──────── Data provided

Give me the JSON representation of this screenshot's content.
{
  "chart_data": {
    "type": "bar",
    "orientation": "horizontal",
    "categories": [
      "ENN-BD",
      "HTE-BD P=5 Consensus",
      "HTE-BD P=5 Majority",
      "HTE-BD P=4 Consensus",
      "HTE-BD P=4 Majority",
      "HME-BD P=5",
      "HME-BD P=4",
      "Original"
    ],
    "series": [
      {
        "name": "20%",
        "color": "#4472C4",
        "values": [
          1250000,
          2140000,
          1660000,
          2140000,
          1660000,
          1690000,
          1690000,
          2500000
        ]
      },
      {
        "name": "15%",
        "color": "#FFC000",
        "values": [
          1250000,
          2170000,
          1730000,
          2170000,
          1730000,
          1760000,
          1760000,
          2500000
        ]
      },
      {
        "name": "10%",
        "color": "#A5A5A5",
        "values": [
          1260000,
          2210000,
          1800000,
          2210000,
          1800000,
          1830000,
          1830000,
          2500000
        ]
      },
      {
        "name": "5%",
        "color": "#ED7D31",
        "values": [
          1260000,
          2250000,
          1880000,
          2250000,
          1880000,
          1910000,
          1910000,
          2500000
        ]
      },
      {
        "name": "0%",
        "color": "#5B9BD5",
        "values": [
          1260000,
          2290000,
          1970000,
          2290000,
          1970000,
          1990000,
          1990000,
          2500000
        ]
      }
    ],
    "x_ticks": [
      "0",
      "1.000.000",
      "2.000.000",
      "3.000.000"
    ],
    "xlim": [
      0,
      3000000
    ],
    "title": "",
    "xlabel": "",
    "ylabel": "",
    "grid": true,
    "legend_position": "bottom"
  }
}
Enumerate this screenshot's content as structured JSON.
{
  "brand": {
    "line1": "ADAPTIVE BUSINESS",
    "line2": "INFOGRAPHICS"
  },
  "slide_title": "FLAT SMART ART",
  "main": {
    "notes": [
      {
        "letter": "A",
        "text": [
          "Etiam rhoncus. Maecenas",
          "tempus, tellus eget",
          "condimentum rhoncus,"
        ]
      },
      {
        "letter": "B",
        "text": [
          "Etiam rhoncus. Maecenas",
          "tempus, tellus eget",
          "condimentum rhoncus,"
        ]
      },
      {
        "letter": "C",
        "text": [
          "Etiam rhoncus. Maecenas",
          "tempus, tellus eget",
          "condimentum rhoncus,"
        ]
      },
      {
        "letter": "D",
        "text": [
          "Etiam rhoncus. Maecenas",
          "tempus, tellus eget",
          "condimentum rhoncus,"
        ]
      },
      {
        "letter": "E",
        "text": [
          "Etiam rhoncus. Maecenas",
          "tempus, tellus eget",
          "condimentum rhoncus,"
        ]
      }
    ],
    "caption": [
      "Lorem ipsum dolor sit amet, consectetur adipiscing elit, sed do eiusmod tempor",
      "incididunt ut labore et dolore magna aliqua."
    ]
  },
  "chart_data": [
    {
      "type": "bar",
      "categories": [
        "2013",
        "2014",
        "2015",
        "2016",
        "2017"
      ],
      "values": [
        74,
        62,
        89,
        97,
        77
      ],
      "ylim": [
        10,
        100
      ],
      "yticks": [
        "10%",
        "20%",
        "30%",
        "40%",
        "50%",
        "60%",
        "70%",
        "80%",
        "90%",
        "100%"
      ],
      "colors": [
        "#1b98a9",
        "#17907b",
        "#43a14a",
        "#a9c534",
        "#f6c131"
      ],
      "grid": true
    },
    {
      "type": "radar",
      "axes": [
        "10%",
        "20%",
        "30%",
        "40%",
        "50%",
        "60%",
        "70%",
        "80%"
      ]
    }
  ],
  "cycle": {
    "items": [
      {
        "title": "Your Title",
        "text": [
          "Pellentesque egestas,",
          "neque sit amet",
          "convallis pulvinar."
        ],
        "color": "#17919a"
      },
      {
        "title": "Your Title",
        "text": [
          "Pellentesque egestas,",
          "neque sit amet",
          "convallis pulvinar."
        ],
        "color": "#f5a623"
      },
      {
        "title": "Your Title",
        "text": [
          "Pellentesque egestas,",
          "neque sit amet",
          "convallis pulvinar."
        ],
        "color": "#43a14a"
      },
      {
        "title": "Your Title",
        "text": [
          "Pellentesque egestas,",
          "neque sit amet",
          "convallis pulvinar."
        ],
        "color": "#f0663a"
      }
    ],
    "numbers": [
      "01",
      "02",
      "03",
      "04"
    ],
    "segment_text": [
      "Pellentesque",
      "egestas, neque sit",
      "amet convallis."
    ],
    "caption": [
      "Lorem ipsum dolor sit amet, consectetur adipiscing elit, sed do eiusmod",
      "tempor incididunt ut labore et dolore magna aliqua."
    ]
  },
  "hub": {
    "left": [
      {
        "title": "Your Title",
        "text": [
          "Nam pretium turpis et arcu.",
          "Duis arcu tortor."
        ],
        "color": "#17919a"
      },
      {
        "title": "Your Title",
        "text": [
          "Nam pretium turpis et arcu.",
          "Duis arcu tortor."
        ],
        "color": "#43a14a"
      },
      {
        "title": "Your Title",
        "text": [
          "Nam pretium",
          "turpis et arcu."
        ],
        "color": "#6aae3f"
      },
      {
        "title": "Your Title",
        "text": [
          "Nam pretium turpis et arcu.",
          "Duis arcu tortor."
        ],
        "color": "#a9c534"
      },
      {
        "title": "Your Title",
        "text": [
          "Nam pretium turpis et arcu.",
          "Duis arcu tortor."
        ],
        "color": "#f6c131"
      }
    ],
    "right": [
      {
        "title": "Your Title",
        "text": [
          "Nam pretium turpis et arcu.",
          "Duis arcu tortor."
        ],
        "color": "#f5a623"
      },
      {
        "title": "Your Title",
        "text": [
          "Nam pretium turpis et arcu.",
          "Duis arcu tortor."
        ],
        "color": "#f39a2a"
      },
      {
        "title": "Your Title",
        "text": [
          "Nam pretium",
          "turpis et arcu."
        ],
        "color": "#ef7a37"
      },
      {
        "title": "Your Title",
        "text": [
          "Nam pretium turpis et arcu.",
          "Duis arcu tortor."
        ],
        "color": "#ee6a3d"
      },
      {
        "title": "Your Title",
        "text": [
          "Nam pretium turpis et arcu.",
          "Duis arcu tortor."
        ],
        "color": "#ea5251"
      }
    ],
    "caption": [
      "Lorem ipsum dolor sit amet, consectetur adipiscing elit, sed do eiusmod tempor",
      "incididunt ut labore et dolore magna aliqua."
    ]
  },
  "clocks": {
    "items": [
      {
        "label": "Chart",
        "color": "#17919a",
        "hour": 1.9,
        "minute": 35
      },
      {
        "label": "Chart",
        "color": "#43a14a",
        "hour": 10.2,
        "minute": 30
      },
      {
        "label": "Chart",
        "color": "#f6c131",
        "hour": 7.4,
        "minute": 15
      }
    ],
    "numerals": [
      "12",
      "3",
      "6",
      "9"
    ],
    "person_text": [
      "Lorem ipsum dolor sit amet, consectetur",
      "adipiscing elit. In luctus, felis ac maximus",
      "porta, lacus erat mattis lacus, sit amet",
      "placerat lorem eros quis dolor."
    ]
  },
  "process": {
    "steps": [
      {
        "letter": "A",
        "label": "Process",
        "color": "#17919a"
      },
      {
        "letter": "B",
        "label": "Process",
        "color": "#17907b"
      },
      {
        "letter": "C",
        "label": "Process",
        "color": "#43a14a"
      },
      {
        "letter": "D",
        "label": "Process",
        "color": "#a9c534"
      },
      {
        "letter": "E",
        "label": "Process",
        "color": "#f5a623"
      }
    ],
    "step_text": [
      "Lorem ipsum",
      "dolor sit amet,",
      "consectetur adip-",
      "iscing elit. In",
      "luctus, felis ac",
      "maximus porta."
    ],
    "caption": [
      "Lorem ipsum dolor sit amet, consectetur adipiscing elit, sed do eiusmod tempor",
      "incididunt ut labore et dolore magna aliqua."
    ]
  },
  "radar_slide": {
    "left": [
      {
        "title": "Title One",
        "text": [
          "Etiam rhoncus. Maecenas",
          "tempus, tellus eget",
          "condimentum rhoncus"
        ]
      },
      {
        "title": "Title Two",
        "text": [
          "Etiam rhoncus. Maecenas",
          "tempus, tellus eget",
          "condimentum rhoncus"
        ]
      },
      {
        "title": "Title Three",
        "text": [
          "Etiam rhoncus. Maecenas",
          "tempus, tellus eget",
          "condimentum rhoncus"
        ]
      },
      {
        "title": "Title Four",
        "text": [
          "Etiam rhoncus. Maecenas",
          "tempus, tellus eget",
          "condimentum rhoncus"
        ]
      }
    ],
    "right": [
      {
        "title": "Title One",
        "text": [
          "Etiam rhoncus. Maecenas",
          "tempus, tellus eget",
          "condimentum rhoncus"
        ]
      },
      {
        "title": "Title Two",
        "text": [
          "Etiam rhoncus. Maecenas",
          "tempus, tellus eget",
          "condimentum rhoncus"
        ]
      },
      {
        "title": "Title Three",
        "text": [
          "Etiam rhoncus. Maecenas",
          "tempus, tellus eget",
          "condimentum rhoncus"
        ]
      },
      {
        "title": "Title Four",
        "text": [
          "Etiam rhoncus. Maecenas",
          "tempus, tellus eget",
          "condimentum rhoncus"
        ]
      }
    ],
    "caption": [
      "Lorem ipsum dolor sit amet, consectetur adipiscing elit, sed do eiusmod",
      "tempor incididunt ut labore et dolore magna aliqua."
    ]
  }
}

────────────────

* **Directions for this task**: Return every line above that contains the word "Consensus".

* **Task response**:
      "HTE-BD P=5 Consensus",
      "HTE-BD P=4 Consensus",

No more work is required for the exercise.